▶ _Written exercise_
Copy every entry precisely.

▶ _Given information_
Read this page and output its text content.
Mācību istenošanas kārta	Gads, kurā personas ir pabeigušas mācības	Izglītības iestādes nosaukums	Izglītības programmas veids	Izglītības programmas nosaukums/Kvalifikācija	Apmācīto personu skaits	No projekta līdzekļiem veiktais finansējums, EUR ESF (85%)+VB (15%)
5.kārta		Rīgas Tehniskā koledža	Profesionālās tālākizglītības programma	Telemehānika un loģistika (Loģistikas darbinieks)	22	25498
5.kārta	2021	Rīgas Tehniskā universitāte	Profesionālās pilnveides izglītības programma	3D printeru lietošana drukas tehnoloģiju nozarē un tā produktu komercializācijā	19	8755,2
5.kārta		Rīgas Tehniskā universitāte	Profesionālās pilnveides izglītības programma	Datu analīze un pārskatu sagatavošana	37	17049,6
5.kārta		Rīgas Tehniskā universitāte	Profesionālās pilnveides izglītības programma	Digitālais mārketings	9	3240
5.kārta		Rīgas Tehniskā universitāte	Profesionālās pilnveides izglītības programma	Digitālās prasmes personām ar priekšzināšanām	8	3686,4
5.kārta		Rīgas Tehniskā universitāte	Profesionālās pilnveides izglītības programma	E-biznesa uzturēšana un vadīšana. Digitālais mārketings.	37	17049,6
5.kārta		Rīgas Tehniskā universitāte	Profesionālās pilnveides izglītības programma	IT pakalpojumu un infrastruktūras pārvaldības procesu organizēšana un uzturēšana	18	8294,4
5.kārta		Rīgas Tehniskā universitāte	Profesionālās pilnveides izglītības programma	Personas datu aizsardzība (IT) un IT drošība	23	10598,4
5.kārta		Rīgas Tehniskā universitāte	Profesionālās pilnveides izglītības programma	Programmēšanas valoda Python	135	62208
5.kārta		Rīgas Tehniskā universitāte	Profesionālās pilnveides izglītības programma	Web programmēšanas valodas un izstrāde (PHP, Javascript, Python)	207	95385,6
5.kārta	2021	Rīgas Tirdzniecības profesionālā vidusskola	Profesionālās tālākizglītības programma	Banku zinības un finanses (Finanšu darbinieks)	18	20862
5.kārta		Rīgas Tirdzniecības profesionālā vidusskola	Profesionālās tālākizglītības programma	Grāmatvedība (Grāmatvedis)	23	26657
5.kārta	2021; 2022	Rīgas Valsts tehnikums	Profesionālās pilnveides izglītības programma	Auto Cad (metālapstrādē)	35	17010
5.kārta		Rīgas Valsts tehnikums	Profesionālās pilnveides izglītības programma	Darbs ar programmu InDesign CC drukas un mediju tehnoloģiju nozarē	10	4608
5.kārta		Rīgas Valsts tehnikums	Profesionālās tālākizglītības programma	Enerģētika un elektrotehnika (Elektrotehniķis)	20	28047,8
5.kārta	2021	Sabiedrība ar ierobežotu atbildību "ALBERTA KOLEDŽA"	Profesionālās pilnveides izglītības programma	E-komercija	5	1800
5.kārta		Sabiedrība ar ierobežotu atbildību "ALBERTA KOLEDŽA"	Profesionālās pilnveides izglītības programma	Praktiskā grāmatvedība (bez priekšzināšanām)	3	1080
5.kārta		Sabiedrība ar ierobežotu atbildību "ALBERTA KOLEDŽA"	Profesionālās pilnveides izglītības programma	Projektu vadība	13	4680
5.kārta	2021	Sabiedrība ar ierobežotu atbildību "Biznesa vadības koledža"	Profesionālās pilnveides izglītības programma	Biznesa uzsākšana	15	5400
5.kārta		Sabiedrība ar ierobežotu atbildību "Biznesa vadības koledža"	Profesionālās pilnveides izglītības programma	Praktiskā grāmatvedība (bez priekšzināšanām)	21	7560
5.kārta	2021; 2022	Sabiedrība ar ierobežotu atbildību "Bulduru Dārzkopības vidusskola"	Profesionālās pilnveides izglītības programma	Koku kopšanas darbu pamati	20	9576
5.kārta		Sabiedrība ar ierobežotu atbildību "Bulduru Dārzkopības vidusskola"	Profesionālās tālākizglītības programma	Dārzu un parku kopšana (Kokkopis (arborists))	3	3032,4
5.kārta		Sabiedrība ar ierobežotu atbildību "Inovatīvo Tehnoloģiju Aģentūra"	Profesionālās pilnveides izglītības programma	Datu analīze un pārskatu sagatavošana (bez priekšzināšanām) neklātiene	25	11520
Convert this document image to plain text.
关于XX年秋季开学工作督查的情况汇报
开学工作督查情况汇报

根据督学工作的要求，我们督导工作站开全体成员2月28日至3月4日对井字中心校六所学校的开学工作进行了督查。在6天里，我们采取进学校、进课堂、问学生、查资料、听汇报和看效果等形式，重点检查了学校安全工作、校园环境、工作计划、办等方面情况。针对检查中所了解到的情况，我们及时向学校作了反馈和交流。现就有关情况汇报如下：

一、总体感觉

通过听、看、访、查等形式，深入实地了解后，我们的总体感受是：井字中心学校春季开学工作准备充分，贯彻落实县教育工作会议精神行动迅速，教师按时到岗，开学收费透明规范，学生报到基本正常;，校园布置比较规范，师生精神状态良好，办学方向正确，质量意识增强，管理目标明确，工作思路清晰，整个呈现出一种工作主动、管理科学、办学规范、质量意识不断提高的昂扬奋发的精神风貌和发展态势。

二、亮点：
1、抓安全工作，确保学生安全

▶ _Reply_
Read this page and output its text content.
Mācību istenošanas kārta	Gads, kurā personas ir pabeigušas mācības	Izglītības iestādes nosaukums	Izglītības programmas veids	Izglītības programmas nosaukums/Kvalifikācija	Apmācīto personu skaits	No projekta līdzekļiem veiktais finansējums, EUR ESF (85%)+VB (15%)
5.kārta		Rīgas Tehniskā koledža	Profesionālās tālākizglītības programma	Telemehānika un loģistika (Loģistikas darbinieks)	22	25498
5.kārta	2021	Rīgas Tehniskā universitāte	Profesionālās pilnveides izglītības programma	3D printeru lietošana drukas tehnoloģiju nozarē un tā produktu komercializācijā	19	8755,2
5.kārta		Rīgas Tehniskā universitāte	Profesionālās pilnveides izglītības programma	Datu analīze un pārskatu sagatavošana	37	17049,6
5.kārta		Rīgas Tehniskā universitāte	Profesionālās pilnveides izglītības programma	Digitālais mārketings	9	3240
5.kārta		Rīgas Tehniskā universitāte	Profesionālās pilnveides izglītības programma	Digitālās prasmes personām ar priekšzināšanām	8	3686,4
5.kārta		Rīgas Tehniskā universitāte	Profesionālās pilnveides izglītības programma	E-biznesa uzturēšana un vadīšana. Digitālais mārketings.	37	17049,6
5.kārta		Rīgas Tehniskā universitāte	Profesionālās pilnveides izglītības programma	IT pakalpojumu un infrastruktūras pārvaldības procesu organizēšana un uzturēšana	18	8294,4
5.kārta		Rīgas Tehniskā universitāte	Profesionālās pilnveides izglītības programma	Personas datu aizsardzība (IT) un IT drošība	23	10598,4
5.kārta		Rīgas Tehniskā universitāte	Profesionālās pilnveides izglītības programma	Programmēšanas valoda Python	135	62208
5.kārta		Rīgas Tehniskā universitāte	Profesionālās pilnveides izglītības programma	Web programmēšanas valodas un izstrāde (PHP, Javascript, Python)	207	95385,6
5.kārta	2021	Rīgas Tirdzniecības profesionālā vidusskola	Profesionālās tālākizglītības programma	Banku zinības un finanses (Finanšu darbinieks)	18	20862
5.kārta		Rīgas Tirdzniecības profesionālā vidusskola	Profesionālās tālākizglītības programma	Grāmatvedība (Grāmatvedis)	23	26657
5.kārta	2021; 2022	Rīgas Valsts tehnikums	Profesionālās pilnveides izglītības programma	Auto Cad (metālapstrādē)	35	17010
5.kārta		Rīgas Valsts tehnikums	Profesionālās pilnveides izglītības programma	Darbs ar programmu InDesign CC drukas un mediju tehnoloģiju nozarē	10	4608
5.kārta		Rīgas Valsts tehnikums	Profesionālās tālākizglītības programma	Enerģētika un elektrotehnika (Elektrotehniķis)	20	28047,8
5.kārta	2021	Sabiedrība ar ierobežotu atbildību "ALBERTA KOLEDŽA"	Profesionālās pilnveides izglītības programma	E-komercija	5	1800
5.kārta		Sabiedrība ar ierobežotu atbildību "ALBERTA KOLEDŽA"	Profesionālās pilnveides izglītības programma	Praktiskā grāmatvedība (bez priekšzināšanām)	3	1080
5.kārta		Sabiedrība ar ierobežotu atbildību "ALBERTA KOLEDŽA"	Profesionālās pilnveides izglītības programma	Projektu vadība	13	4680
5.kārta	2021	Sabiedrība ar ierobežotu atbildību "Biznesa vadības koledža"	Profesionālās pilnveides izglītības programma	Biznesa uzsākšana	15	5400
5.kārta		Sabiedrība ar ierobežotu atbildību "Biznesa vadības koledža"	Profesionālās pilnveides izglītības programma	Praktiskā grāmatvedība (bez priekšzināšanām)	21	7560
5.kārta	2021; 2022	Sabiedrība ar ierobežotu atbildību "Bulduru Dārzkopības vidusskola"	Profesionālās pilnveides izglītības programma	Koku kopšanas darbu pamati	20	9576
5.kārta		Sabiedrība ar ierobežotu atbildību "Bulduru Dārzkopības vidusskola"	Profesionālās tālākizglītības programma	Dārzu un parku kopšana (Kokkopis (arborists))	3	3032,4
5.kārta		Sabiedrība ar ierobežotu atbildību "Inovatīvo Tehnoloģiju Aģentūra"	Profesionālās pilnveides izglītības programma	Datu analīze un pārskatu sagatavošana (bez priekšzināšanām) neklātiene	25	11520
Convert this document image to plain text.
关于XX年秋季开学工作督查的情况汇报
开学工作督查情况汇报

根据督学工作的要求，我们督导工作站开全体成员2月28日至3月4日对井字中心校六所学校的开学工作进行了督查。在6天里，我们采取进学校、进课堂、问学生、查资料、听汇报和看效果等形式，重点检查了学校安全工作、校园环境、工作计划、办等方面情况。针对检查中所了解到的情况，我们及时向学校作了反馈和交流。现就有关情况汇报如下：

一、总体感觉

通过听、看、访、查等形式，深入实地了解后，我们的总体感受是：井字中心学校春季开学工作准备充分，贯彻落实县教育工作会议精神行动迅速，教师按时到岗，开学收费透明规范，学生报到基本正常;，校园布置比较规范，师生精神状态良好，办学方向正确，质量意识增强，管理目标明确，工作思路清晰，整个呈现出一种工作主动、管理科学、办学规范、质量意识不断提高的昂扬奋发的精神风貌和发展态势。

二、亮点：
1、抓安全工作，确保学生安全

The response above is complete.